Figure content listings
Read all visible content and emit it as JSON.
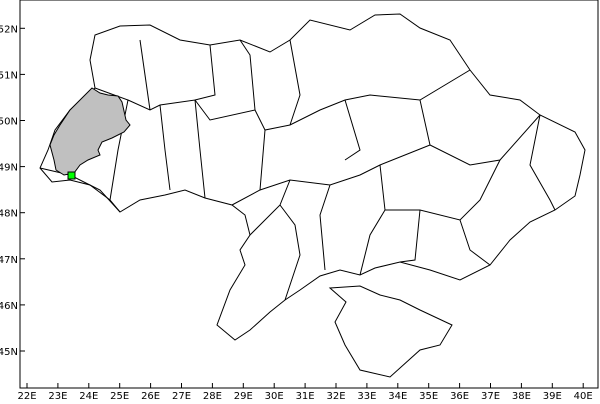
{
  "map": {
    "x_ticks": [
      "22E",
      "23E",
      "24E",
      "25E",
      "26E",
      "27E",
      "28E",
      "29E",
      "30E",
      "31E",
      "32E",
      "33E",
      "34E",
      "35E",
      "36E",
      "37E",
      "38E",
      "39E",
      "40E"
    ],
    "y_ticks": [
      "45N",
      "46N",
      "47N",
      "48N",
      "49N",
      "50N",
      "51N",
      "52N"
    ],
    "highlighted_region_color": "#c0c0c0",
    "marker_color": "#00ff00",
    "border_color": "#000000"
  }
}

* WRITTEN REQUEST: Write the listing out a second time exactly, dropping all images.

* CORRECT OUTPUT:
Read all visible content and emit it as JSON.
{
  "map": {
    "x_ticks": [
      "22E",
      "23E",
      "24E",
      "25E",
      "26E",
      "27E",
      "28E",
      "29E",
      "30E",
      "31E",
      "32E",
      "33E",
      "34E",
      "35E",
      "36E",
      "37E",
      "38E",
      "39E",
      "40E"
    ],
    "y_ticks": [
      "45N",
      "46N",
      "47N",
      "48N",
      "49N",
      "50N",
      "51N",
      "52N"
    ],
    "highlighted_region_color": "#c0c0c0",
    "marker_color": "#00ff00",
    "border_color": "#000000"
  }
}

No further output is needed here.